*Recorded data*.
··········
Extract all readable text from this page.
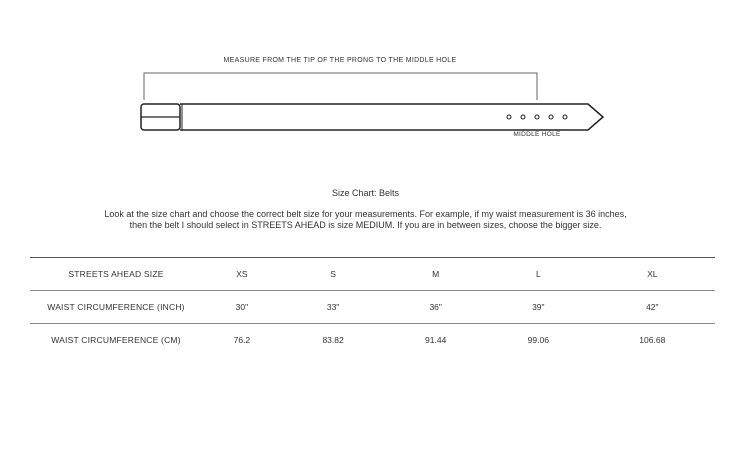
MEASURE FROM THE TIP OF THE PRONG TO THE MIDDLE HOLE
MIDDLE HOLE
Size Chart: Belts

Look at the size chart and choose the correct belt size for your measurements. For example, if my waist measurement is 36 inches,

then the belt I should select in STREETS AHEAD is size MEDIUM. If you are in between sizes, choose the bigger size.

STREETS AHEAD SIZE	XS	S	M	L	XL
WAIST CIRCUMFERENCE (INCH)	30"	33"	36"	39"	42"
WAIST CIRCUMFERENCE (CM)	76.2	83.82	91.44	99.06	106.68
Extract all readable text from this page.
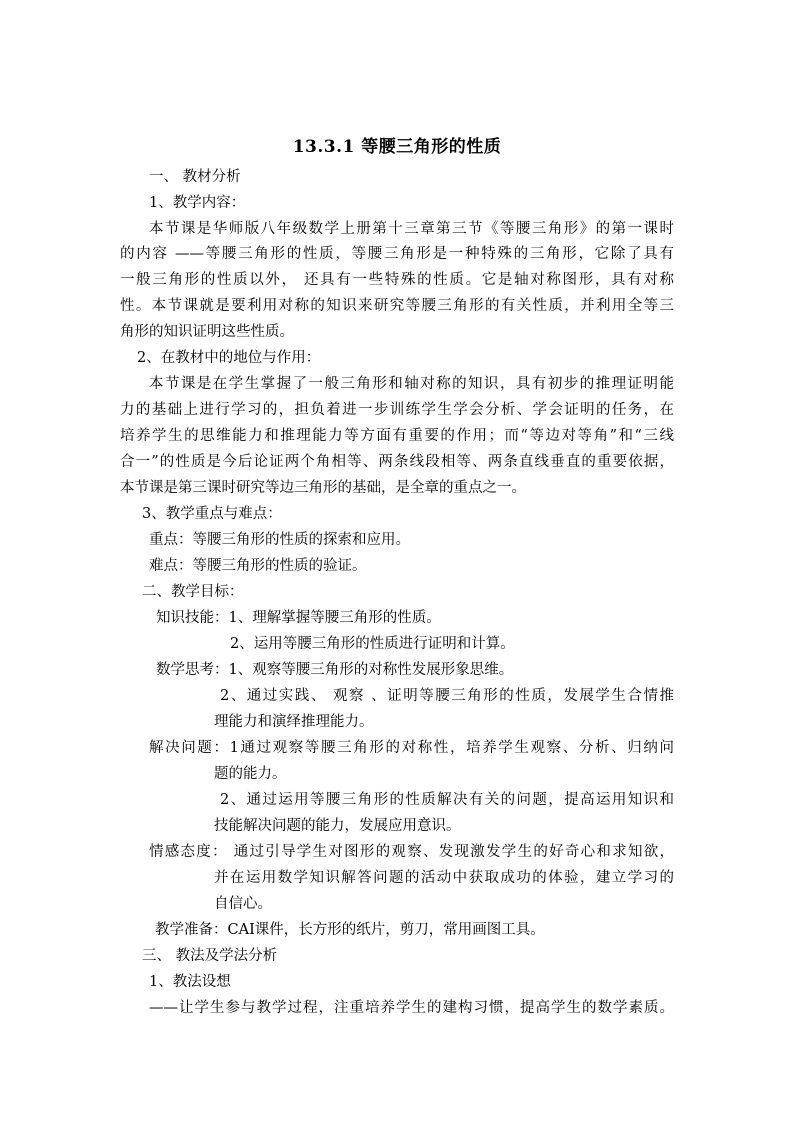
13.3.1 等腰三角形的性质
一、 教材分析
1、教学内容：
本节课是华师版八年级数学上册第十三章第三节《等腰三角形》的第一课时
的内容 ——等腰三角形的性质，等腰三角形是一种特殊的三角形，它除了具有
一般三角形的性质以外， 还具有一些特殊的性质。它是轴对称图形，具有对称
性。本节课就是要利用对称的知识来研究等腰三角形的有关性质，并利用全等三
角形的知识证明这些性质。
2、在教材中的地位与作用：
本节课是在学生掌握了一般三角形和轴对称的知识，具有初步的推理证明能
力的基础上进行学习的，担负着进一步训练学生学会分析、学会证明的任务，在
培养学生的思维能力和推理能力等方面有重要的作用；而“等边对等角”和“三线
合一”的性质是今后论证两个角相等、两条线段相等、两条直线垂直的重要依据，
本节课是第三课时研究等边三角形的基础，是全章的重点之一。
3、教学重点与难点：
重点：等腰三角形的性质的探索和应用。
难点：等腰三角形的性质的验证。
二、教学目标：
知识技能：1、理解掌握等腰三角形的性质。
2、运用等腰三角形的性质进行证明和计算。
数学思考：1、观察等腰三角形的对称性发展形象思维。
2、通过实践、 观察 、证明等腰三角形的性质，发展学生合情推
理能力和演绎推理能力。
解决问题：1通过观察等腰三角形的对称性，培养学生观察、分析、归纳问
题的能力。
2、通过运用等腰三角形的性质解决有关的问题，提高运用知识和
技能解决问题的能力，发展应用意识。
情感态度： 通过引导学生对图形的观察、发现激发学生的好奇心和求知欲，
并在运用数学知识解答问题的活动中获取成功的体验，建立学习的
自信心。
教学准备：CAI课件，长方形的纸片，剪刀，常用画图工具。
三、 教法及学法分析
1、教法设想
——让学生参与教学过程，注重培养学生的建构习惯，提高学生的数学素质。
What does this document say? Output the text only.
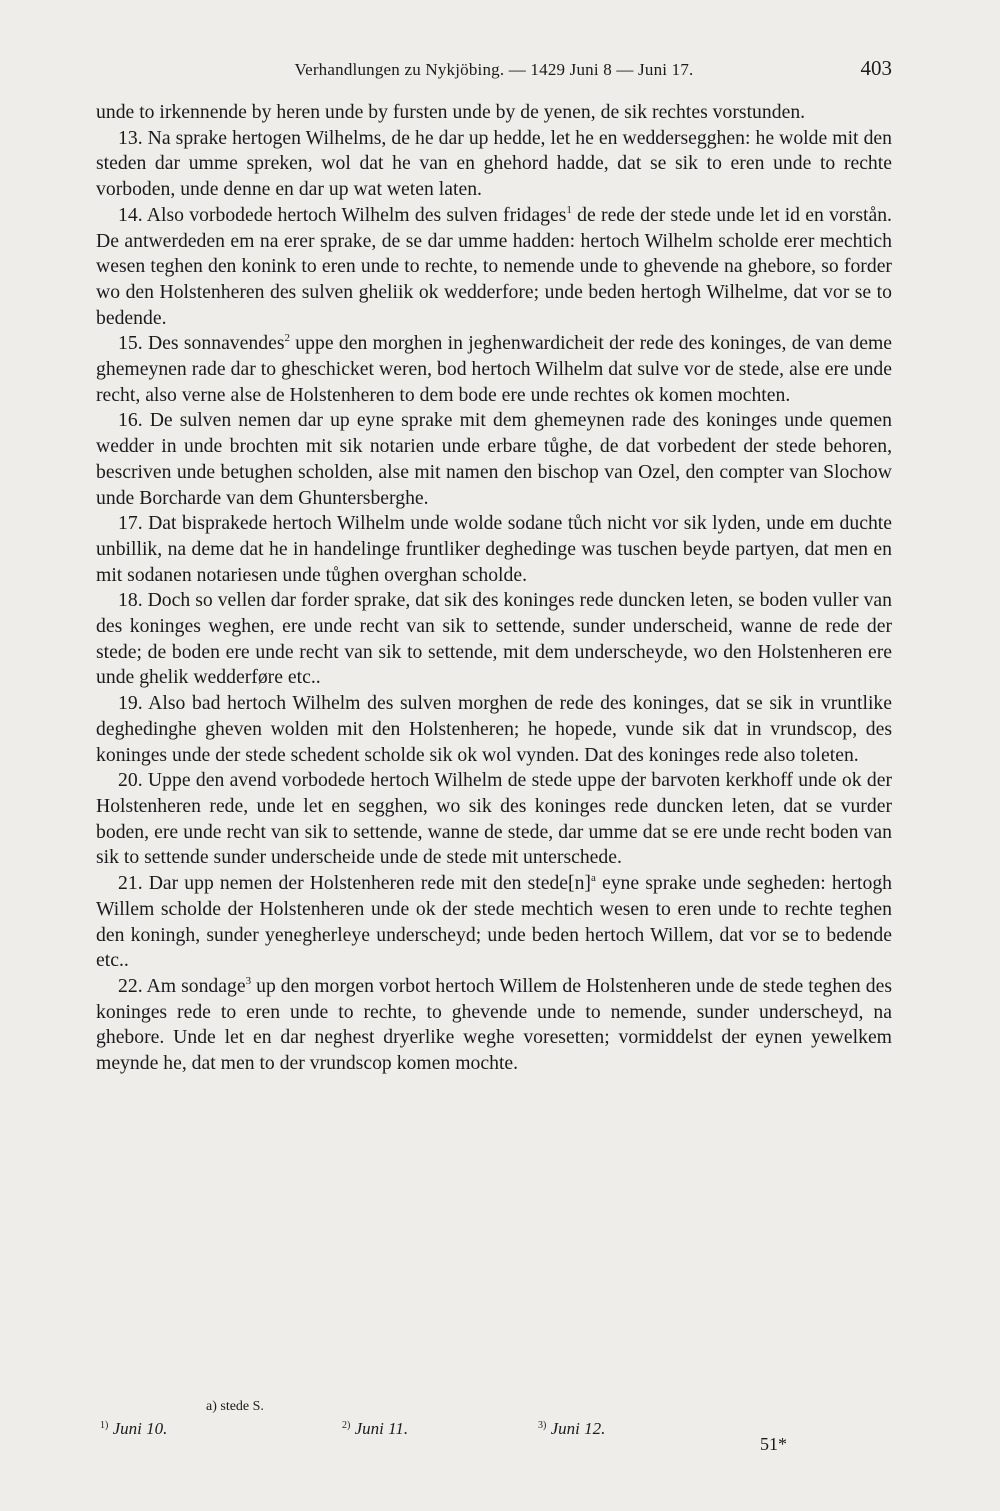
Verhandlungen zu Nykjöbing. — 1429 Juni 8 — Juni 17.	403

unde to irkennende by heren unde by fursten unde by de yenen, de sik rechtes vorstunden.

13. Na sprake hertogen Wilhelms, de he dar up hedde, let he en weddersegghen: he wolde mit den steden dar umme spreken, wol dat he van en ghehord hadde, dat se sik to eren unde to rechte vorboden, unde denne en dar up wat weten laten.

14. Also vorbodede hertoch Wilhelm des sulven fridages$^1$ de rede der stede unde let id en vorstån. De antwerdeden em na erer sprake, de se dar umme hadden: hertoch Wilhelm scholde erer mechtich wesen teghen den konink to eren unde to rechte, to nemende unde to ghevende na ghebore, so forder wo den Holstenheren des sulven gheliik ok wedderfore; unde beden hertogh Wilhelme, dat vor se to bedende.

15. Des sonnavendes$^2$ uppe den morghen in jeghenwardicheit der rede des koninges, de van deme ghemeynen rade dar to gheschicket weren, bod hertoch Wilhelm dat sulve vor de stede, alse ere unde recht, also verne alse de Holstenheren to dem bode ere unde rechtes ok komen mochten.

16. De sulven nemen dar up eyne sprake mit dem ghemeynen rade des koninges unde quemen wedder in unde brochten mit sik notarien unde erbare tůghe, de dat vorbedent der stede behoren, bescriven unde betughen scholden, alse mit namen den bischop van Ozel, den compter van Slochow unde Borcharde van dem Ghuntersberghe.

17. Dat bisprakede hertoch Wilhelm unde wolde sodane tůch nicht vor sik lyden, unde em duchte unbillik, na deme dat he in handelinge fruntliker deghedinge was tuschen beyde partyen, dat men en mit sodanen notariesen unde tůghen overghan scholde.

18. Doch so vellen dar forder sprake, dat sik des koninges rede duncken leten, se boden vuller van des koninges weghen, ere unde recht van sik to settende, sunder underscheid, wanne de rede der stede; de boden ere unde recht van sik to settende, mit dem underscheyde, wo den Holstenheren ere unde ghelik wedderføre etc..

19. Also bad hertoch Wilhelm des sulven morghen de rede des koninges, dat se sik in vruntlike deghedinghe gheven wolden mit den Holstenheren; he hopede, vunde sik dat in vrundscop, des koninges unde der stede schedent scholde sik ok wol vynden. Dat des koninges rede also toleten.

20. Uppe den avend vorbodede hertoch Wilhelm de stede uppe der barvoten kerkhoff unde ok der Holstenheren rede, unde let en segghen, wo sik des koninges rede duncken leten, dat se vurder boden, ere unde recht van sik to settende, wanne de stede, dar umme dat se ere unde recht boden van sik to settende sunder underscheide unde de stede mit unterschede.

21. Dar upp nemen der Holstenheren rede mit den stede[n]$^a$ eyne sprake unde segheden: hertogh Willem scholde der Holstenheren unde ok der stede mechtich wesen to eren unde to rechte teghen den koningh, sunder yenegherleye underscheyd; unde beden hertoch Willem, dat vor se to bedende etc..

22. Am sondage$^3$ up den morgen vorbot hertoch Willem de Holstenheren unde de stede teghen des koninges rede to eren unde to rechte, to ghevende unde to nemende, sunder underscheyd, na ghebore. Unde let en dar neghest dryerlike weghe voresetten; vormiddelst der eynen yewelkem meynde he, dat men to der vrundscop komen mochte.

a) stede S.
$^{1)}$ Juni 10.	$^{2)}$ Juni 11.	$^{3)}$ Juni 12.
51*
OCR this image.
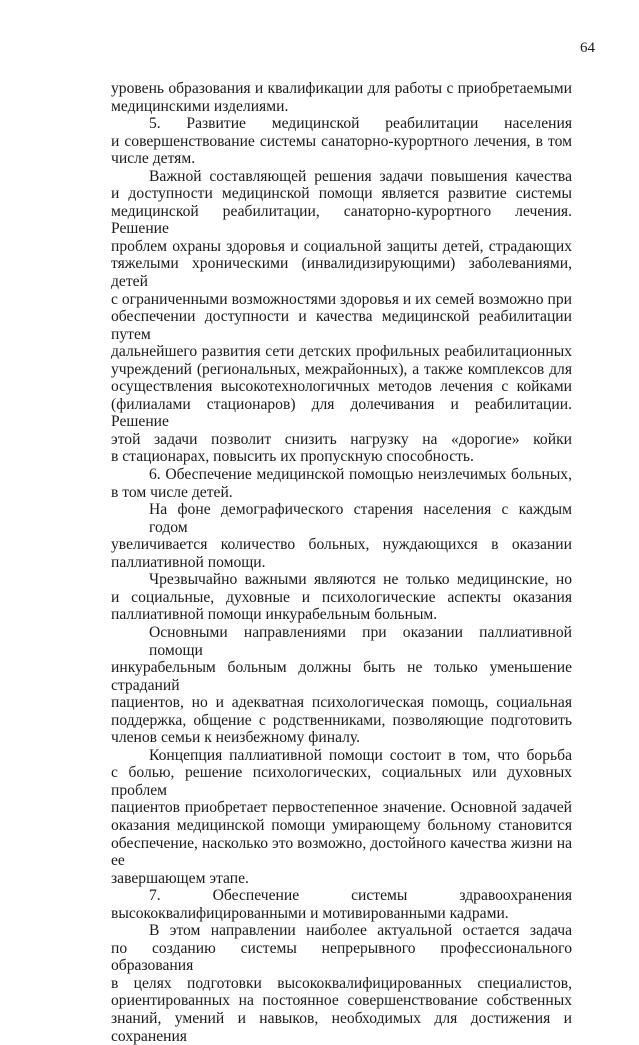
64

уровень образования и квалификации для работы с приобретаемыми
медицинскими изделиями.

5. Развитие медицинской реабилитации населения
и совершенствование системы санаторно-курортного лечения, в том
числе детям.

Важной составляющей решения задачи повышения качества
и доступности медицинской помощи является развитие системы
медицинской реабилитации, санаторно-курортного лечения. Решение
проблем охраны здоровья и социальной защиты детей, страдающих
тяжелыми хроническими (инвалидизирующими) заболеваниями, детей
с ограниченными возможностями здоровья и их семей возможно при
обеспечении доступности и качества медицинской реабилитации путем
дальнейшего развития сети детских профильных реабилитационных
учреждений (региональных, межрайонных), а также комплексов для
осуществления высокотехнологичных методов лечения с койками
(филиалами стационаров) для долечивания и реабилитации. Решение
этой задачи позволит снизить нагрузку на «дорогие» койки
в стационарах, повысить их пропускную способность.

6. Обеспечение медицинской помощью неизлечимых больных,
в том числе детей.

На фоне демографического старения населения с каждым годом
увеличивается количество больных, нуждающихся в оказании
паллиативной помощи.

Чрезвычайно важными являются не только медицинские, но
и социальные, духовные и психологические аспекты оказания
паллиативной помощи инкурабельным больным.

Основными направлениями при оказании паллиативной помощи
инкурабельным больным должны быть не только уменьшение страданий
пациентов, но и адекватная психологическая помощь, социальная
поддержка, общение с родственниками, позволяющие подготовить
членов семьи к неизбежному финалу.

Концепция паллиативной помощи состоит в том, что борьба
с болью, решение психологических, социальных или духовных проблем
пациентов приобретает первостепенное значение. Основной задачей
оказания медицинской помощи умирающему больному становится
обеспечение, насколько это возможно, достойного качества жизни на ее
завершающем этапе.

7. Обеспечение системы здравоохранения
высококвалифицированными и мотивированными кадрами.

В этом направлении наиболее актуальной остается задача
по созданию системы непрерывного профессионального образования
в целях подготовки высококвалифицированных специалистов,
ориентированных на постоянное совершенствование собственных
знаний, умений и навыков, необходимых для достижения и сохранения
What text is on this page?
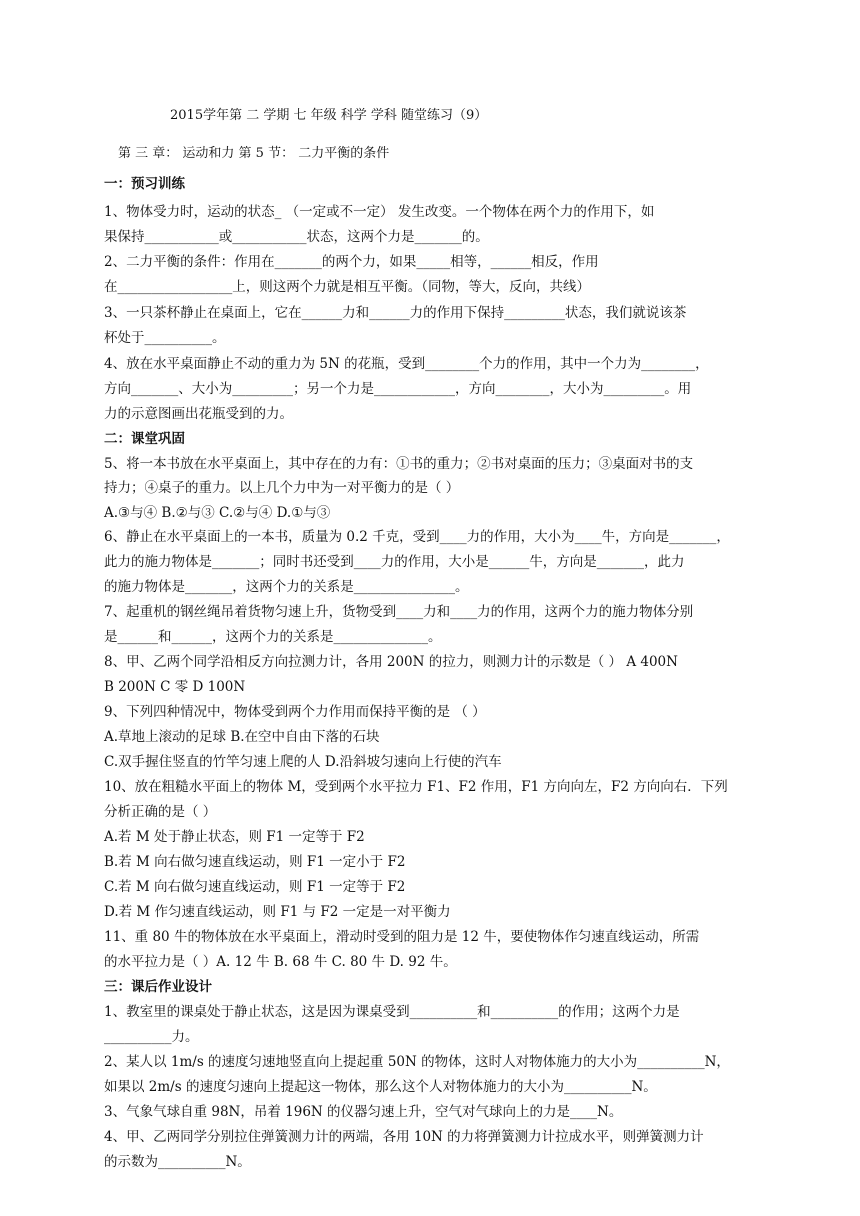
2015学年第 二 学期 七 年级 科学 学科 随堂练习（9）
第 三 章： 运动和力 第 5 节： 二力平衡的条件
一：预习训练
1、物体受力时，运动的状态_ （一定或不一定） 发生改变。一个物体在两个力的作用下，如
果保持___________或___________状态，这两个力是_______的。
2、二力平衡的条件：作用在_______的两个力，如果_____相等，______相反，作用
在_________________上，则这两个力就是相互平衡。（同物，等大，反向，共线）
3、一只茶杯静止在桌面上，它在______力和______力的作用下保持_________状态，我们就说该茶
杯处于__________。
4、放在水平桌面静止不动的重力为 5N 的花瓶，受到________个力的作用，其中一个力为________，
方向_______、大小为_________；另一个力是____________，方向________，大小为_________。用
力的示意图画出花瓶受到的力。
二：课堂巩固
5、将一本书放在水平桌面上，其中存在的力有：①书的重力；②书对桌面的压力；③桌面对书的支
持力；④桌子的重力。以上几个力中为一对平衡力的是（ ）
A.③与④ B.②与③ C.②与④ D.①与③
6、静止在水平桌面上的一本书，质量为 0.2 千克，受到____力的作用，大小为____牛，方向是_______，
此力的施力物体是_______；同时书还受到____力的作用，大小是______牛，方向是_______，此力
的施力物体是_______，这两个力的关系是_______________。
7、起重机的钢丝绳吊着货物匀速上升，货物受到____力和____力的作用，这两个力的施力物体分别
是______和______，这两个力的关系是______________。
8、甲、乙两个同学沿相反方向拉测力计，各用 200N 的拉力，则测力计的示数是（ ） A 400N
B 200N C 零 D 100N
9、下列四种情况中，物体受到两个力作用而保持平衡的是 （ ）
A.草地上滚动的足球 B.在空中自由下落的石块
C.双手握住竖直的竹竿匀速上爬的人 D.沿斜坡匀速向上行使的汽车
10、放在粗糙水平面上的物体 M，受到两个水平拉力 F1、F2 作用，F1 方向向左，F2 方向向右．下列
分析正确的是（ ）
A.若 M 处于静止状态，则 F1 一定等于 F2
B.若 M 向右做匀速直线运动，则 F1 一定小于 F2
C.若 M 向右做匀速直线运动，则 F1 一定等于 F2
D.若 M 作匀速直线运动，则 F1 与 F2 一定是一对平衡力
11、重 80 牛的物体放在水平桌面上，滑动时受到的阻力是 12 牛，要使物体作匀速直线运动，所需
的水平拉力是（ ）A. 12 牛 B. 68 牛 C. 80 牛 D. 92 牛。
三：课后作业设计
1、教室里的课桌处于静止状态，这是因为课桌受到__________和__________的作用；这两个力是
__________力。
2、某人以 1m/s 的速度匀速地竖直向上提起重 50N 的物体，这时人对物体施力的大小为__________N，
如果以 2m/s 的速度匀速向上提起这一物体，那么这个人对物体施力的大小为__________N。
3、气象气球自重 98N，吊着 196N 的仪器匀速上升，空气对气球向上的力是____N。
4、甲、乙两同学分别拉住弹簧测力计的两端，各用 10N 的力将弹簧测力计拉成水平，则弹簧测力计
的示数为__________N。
··········
Some lines of the data may hold the word "CIRCUMFERENCE". Say how many do, with nothing else.

2